## INFORMATION SUPPLIED
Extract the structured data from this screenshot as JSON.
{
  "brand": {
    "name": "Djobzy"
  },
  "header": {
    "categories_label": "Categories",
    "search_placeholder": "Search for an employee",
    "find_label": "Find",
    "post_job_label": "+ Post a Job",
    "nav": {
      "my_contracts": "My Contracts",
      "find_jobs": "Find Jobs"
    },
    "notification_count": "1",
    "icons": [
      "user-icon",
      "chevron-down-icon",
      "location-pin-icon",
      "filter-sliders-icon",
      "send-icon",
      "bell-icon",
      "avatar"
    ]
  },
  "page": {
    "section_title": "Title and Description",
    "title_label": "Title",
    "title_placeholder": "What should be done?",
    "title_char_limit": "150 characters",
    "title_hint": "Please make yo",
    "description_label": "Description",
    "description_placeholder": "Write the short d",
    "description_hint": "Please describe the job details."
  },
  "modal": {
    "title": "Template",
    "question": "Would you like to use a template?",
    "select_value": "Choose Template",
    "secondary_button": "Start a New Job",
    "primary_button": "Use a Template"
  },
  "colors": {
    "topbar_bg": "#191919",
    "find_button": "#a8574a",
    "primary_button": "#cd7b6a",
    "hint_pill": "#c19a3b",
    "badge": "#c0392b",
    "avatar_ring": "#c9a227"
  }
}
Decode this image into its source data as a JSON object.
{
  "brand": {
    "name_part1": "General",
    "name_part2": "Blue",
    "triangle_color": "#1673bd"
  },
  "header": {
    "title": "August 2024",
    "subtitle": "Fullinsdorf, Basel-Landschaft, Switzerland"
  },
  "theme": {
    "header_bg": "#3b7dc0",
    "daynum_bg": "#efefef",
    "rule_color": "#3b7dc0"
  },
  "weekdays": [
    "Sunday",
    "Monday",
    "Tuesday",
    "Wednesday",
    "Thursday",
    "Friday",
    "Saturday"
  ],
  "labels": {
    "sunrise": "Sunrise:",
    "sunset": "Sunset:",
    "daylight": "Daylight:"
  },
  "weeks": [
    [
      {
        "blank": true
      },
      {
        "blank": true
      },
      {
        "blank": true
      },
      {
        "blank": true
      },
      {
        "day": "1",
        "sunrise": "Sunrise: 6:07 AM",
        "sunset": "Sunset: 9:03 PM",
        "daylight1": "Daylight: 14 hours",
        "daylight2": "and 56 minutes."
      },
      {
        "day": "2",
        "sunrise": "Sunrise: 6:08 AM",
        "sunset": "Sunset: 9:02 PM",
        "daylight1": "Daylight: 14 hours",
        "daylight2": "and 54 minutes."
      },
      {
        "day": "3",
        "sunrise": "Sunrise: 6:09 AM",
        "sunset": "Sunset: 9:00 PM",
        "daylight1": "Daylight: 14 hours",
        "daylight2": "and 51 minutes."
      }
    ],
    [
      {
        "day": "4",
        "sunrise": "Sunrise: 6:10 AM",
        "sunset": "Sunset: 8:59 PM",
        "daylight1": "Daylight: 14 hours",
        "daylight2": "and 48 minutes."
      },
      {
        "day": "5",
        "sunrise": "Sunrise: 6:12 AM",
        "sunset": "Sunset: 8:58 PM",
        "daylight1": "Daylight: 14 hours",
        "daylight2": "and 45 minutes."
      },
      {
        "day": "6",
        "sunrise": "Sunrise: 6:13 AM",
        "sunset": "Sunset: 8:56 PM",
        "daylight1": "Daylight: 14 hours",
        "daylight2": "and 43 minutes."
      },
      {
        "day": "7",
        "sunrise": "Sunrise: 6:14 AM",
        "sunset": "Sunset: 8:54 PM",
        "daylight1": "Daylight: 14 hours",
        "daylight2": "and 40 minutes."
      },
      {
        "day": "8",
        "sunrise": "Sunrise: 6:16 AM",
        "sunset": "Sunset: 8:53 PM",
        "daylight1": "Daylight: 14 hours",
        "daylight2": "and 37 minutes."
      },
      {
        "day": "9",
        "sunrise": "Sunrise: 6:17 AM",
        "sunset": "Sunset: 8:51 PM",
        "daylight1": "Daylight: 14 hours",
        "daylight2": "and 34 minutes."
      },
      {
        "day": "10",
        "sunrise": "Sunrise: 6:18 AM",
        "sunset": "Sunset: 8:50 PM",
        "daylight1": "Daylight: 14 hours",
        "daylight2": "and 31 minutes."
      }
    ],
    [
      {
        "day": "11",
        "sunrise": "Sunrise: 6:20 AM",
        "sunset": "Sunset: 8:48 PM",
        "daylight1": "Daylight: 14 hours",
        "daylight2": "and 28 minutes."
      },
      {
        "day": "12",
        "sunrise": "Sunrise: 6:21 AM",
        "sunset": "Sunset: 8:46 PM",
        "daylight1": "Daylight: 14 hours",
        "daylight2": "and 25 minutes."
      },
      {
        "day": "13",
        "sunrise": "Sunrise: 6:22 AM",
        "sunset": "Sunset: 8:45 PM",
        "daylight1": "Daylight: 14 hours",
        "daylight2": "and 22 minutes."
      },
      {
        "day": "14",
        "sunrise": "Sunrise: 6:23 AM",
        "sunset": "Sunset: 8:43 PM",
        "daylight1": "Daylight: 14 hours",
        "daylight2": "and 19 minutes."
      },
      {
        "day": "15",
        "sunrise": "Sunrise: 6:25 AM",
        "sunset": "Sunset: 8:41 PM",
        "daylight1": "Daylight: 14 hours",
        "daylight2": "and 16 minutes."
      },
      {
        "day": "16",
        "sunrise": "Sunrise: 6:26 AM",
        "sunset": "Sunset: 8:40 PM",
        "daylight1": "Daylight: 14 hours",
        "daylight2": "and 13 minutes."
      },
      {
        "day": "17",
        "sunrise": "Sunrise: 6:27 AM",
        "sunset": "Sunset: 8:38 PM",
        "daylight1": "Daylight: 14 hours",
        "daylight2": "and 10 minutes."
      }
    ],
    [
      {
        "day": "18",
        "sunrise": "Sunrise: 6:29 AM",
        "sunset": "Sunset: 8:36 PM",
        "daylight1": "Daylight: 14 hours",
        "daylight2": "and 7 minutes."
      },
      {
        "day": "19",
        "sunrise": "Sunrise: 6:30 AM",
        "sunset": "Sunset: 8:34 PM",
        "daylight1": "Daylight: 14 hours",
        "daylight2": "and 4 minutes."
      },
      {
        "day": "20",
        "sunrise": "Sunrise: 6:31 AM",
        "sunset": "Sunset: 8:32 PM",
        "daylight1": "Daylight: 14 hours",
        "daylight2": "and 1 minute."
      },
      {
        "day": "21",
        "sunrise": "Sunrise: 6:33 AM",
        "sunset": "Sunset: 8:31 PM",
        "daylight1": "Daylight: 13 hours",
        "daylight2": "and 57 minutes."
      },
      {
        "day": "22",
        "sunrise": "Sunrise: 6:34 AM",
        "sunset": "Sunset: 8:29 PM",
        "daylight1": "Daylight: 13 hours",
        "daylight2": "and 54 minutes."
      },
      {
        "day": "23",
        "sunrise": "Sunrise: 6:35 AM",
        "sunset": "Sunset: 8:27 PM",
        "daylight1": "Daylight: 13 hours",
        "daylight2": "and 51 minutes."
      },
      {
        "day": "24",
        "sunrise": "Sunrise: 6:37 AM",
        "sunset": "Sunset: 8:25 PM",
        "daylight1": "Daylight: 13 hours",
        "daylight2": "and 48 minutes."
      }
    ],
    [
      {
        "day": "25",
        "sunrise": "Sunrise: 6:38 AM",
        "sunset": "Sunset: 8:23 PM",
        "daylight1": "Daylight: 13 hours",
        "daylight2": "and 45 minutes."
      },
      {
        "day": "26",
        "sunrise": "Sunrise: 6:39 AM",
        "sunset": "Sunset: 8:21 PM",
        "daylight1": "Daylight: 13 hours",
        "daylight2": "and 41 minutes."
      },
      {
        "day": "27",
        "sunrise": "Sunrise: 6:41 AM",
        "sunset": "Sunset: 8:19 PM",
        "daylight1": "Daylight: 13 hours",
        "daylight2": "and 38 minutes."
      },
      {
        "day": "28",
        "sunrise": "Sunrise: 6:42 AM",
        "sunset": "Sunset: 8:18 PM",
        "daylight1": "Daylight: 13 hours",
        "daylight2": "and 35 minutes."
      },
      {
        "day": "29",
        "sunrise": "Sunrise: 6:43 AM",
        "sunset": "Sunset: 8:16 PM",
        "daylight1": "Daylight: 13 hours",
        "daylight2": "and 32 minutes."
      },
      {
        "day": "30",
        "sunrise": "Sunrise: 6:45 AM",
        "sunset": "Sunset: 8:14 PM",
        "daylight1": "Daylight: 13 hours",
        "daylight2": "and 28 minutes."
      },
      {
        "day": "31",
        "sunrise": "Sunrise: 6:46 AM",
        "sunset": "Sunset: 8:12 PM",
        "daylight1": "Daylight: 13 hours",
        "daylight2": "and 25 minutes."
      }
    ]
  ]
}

## GIVEN TASK
Pull every line containing "JSON" out of the data above.

## RESULT OF THE EXERCISE
Extract the structured data from this screenshot as JSON.
Decode this image into its source data as a JSON object.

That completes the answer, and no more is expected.